§ WRITTEN PROBLEM
Collect each line holding the string "Вета".

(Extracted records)
§

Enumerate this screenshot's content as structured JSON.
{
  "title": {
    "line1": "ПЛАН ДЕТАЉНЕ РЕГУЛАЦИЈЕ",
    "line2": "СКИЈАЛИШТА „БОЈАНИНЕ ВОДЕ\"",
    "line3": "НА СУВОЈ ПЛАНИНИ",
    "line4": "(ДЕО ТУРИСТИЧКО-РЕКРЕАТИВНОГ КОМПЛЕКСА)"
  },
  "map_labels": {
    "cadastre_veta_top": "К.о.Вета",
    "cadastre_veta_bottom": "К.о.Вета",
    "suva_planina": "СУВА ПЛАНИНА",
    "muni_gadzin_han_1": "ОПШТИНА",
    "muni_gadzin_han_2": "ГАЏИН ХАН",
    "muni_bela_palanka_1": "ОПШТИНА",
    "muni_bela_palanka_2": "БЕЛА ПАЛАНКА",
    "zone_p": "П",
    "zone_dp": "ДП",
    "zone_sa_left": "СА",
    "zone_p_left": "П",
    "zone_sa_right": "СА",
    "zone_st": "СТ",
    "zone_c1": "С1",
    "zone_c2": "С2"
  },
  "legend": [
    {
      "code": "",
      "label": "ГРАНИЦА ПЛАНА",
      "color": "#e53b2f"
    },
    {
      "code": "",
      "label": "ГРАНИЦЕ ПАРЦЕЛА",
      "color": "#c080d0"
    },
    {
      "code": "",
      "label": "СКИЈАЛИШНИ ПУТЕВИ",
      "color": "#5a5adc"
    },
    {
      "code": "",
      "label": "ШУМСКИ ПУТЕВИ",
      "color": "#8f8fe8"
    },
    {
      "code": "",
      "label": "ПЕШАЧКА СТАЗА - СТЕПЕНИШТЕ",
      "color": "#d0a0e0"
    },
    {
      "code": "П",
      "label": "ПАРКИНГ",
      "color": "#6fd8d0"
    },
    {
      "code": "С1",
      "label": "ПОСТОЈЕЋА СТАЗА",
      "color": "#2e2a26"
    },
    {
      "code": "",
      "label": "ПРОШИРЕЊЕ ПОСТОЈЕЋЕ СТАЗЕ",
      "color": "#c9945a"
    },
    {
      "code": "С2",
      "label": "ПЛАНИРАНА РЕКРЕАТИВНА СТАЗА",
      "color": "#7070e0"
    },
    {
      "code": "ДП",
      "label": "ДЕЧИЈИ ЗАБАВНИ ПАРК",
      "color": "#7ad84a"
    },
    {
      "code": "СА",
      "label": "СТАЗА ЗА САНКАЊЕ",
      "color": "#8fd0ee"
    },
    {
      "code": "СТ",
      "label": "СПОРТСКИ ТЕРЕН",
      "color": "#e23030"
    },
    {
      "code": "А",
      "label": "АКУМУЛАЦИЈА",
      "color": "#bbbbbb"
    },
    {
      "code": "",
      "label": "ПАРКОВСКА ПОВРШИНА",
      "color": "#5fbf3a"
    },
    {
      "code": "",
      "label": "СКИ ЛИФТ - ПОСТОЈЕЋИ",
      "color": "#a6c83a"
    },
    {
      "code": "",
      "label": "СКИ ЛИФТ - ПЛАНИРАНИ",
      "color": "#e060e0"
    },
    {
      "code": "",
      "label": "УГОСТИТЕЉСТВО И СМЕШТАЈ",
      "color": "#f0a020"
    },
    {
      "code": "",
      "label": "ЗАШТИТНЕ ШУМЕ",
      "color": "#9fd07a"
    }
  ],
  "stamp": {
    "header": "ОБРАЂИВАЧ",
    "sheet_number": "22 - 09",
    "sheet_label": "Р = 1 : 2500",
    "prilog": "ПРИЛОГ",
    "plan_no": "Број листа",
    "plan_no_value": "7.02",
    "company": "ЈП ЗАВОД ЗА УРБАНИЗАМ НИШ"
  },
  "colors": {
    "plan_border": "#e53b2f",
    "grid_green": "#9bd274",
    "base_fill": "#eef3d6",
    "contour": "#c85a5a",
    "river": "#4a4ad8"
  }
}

§

§ TASK ANSWER
    "cadastre_veta_top": "К.о.Вета",
    "cadastre_veta_bottom": "К.о.Вета",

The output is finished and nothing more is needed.